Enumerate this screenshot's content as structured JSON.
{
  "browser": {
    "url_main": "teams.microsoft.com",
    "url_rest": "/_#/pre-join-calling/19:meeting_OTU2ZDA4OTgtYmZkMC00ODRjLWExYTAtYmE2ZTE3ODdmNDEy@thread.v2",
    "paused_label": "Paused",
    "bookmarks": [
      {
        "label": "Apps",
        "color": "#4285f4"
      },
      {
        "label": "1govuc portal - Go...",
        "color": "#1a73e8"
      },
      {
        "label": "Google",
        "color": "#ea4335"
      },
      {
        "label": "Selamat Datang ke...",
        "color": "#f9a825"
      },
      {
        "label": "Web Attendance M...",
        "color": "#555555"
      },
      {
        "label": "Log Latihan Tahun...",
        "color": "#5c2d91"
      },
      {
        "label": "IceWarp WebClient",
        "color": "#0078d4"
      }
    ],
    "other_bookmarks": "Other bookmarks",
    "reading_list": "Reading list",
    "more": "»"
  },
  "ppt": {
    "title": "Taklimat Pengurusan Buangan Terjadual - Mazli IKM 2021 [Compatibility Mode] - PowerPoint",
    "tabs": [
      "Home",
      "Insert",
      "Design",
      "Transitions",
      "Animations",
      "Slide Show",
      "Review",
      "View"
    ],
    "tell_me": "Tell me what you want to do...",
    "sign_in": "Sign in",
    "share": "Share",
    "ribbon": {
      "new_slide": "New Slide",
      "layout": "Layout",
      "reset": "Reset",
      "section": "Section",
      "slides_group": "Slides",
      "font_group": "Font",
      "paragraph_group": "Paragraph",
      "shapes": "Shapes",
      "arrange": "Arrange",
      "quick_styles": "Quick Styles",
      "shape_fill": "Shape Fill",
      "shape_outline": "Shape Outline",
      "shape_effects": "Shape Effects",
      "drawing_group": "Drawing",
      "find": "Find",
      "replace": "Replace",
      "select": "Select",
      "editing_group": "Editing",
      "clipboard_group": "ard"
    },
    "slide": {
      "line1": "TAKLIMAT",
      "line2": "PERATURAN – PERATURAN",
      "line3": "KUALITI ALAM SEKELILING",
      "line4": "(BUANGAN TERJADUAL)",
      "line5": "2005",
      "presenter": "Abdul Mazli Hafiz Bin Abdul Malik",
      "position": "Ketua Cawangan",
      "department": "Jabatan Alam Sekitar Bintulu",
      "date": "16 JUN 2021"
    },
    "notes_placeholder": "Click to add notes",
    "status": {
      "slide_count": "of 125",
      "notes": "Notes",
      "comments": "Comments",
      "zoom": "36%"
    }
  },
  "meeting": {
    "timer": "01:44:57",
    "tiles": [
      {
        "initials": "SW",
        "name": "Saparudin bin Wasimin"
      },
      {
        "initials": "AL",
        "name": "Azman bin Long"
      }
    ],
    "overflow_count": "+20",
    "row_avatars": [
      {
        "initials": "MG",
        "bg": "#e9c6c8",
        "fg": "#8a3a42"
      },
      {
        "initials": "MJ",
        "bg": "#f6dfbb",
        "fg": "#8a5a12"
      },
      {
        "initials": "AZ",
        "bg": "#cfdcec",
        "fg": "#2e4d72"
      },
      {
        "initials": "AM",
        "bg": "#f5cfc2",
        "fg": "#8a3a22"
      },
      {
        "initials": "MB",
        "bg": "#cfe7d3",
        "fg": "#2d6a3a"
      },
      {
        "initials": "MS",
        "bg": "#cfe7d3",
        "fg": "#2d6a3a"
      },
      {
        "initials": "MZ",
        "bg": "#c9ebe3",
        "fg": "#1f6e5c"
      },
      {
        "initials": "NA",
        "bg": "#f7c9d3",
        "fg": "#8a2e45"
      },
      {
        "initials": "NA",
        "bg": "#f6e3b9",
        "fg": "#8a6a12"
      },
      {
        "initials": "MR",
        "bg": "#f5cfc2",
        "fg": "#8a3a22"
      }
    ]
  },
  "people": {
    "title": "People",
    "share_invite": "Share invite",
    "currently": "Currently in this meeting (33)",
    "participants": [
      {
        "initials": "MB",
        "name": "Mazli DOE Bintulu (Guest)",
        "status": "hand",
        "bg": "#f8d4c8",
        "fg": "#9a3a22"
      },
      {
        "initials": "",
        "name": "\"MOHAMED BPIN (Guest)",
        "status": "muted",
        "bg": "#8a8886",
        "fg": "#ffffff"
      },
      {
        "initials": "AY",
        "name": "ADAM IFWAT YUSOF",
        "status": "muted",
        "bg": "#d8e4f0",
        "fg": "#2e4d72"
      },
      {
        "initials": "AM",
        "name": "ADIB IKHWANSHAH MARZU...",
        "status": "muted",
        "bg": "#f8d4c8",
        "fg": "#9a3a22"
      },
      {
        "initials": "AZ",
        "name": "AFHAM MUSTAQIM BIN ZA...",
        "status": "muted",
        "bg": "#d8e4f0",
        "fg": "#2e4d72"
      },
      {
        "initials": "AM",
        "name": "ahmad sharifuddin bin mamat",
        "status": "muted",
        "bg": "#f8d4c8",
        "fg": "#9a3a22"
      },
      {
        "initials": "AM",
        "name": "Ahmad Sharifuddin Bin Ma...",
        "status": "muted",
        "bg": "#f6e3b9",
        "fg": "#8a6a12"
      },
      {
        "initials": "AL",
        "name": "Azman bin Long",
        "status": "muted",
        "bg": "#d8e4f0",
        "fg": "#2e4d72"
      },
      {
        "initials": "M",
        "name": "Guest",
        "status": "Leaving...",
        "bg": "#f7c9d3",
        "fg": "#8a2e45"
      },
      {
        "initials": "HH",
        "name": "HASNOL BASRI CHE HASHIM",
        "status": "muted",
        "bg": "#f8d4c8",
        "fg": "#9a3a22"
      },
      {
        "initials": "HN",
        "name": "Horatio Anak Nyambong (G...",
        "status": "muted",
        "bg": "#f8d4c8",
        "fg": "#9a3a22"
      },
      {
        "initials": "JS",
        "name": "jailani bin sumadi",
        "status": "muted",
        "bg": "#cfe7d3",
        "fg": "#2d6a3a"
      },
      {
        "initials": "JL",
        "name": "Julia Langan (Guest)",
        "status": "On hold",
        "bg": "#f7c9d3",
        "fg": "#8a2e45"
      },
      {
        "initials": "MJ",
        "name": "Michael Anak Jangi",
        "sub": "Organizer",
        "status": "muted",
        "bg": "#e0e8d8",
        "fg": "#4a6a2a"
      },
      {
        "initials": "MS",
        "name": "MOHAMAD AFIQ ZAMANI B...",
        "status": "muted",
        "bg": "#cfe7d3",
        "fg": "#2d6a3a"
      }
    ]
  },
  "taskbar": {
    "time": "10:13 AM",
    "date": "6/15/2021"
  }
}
:::::
- [YOUR INSTRUCTIONS]: All of the material must be reproduced exactly.

- [SOLUTION FOR THIS TASK]:
Enumerate this screenshot's content as structured JSON.
{
  "browser": {
    "url_main": "teams.microsoft.com",
    "url_rest": "/_#/pre-join-calling/19:meeting_OTU2ZDA4OTgtYmZkMC00ODRjLWExYTAtYmE2ZTE3ODdmNDEy@thread.v2",
    "paused_label": "Paused",
    "bookmarks": [
      {
        "label": "Apps",
        "color": "#4285f4"
      },
      {
        "label": "1govuc portal - Go...",
        "color": "#1a73e8"
      },
      {
        "label": "Google",
        "color": "#ea4335"
      },
      {
        "label": "Selamat Datang ke...",
        "color": "#f9a825"
      },
      {
        "label": "Web Attendance M...",
        "color": "#555555"
      },
      {
        "label": "Log Latihan Tahun...",
        "color": "#5c2d91"
      },
      {
        "label": "IceWarp WebClient",
        "color": "#0078d4"
      }
    ],
    "other_bookmarks": "Other bookmarks",
    "reading_list": "Reading list",
    "more": "»"
  },
  "ppt": {
    "title": "Taklimat Pengurusan Buangan Terjadual - Mazli IKM 2021 [Compatibility Mode] - PowerPoint",
    "tabs": [
      "Home",
      "Insert",
      "Design",
      "Transitions",
      "Animations",
      "Slide Show",
      "Review",
      "View"
    ],
    "tell_me": "Tell me what you want to do...",
    "sign_in": "Sign in",
    "share": "Share",
    "ribbon": {
      "new_slide": "New Slide",
      "layout": "Layout",
      "reset": "Reset",
      "section": "Section",
      "slides_group": "Slides",
      "font_group": "Font",
      "paragraph_group": "Paragraph",
      "shapes": "Shapes",
      "arrange": "Arrange",
      "quick_styles": "Quick Styles",
      "shape_fill": "Shape Fill",
      "shape_outline": "Shape Outline",
      "shape_effects": "Shape Effects",
      "drawing_group": "Drawing",
      "find": "Find",
      "replace": "Replace",
      "select": "Select",
      "editing_group": "Editing",
      "clipboard_group": "ard"
    },
    "slide": {
      "line1": "TAKLIMAT",
      "line2": "PERATURAN – PERATURAN",
      "line3": "KUALITI ALAM SEKELILING",
      "line4": "(BUANGAN TERJADUAL)",
      "line5": "2005",
      "presenter": "Abdul Mazli Hafiz Bin Abdul Malik",
      "position": "Ketua Cawangan",
      "department": "Jabatan Alam Sekitar Bintulu",
      "date": "16 JUN 2021"
    },
    "notes_placeholder": "Click to add notes",
    "status": {
      "slide_count": "of 125",
      "notes": "Notes",
      "comments": "Comments",
      "zoom": "36%"
    }
  },
  "meeting": {
    "timer": "01:44:57",
    "tiles": [
      {
        "initials": "SW",
        "name": "Saparudin bin Wasimin"
      },
      {
        "initials": "AL",
        "name": "Azman bin Long"
      }
    ],
    "overflow_count": "+20",
    "row_avatars": [
      {
        "initials": "MG",
        "bg": "#e9c6c8",
        "fg": "#8a3a42"
      },
      {
        "initials": "MJ",
        "bg": "#f6dfbb",
        "fg": "#8a5a12"
      },
      {
        "initials": "AZ",
        "bg": "#cfdcec",
        "fg": "#2e4d72"
      },
      {
        "initials": "AM",
        "bg": "#f5cfc2",
        "fg": "#8a3a22"
      },
      {
        "initials": "MB",
        "bg": "#cfe7d3",
        "fg": "#2d6a3a"
      },
      {
        "initials": "MS",
        "bg": "#cfe7d3",
        "fg": "#2d6a3a"
      },
      {
        "initials": "MZ",
        "bg": "#c9ebe3",
        "fg": "#1f6e5c"
      },
      {
        "initials": "NA",
        "bg": "#f7c9d3",
        "fg": "#8a2e45"
      },
      {
        "initials": "NA",
        "bg": "#f6e3b9",
        "fg": "#8a6a12"
      },
      {
        "initials": "MR",
        "bg": "#f5cfc2",
        "fg": "#8a3a22"
      }
    ]
  },
  "people": {
    "title": "People",
    "share_invite": "Share invite",
    "currently": "Currently in this meeting (33)",
    "participants": [
      {
        "initials": "MB",
        "name": "Mazli DOE Bintulu (Guest)",
        "status": "hand",
        "bg": "#f8d4c8",
        "fg": "#9a3a22"
      },
      {
        "initials": "",
        "name": "\"MOHAMED BPIN (Guest)",
        "status": "muted",
        "bg": "#8a8886",
        "fg": "#ffffff"
      },
      {
        "initials": "AY",
        "name": "ADAM IFWAT YUSOF",
        "status": "muted",
        "bg": "#d8e4f0",
        "fg": "#2e4d72"
      },
      {
        "initials": "AM",
        "name": "ADIB IKHWANSHAH MARZU...",
        "status": "muted",
        "bg": "#f8d4c8",
        "fg": "#9a3a22"
      },
      {
        "initials": "AZ",
        "name": "AFHAM MUSTAQIM BIN ZA...",
        "status": "muted",
        "bg": "#d8e4f0",
        "fg": "#2e4d72"
      },
      {
        "initials": "AM",
        "name": "ahmad sharifuddin bin mamat",
        "status": "muted",
        "bg": "#f8d4c8",
        "fg": "#9a3a22"
      },
      {
        "initials": "AM",
        "name": "Ahmad Sharifuddin Bin Ma...",
        "status": "muted",
        "bg": "#f6e3b9",
        "fg": "#8a6a12"
      },
      {
        "initials": "AL",
        "name": "Azman bin Long",
        "status": "muted",
        "bg": "#d8e4f0",
        "fg": "#2e4d72"
      },
      {
        "initials": "M",
        "name": "Guest",
        "status": "Leaving...",
        "bg": "#f7c9d3",
        "fg": "#8a2e45"
      },
      {
        "initials": "HH",
        "name": "HASNOL BASRI CHE HASHIM",
        "status": "muted",
        "bg": "#f8d4c8",
        "fg": "#9a3a22"
      },
      {
        "initials": "HN",
        "name": "Horatio Anak Nyambong (G...",
        "status": "muted",
        "bg": "#f8d4c8",
        "fg": "#9a3a22"
      },
      {
        "initials": "JS",
        "name": "jailani bin sumadi",
        "status": "muted",
        "bg": "#cfe7d3",
        "fg": "#2d6a3a"
      },
      {
        "initials": "JL",
        "name": "Julia Langan (Guest)",
        "status": "On hold",
        "bg": "#f7c9d3",
        "fg": "#8a2e45"
      },
      {
        "initials": "MJ",
        "name": "Michael Anak Jangi",
        "sub": "Organizer",
        "status": "muted",
        "bg": "#e0e8d8",
        "fg": "#4a6a2a"
      },
      {
        "initials": "MS",
        "name": "MOHAMAD AFIQ ZAMANI B...",
        "status": "muted",
        "bg": "#cfe7d3",
        "fg": "#2d6a3a"
      }
    ]
  },
  "taskbar": {
    "time": "10:13 AM",
    "date": "6/15/2021"
  }
}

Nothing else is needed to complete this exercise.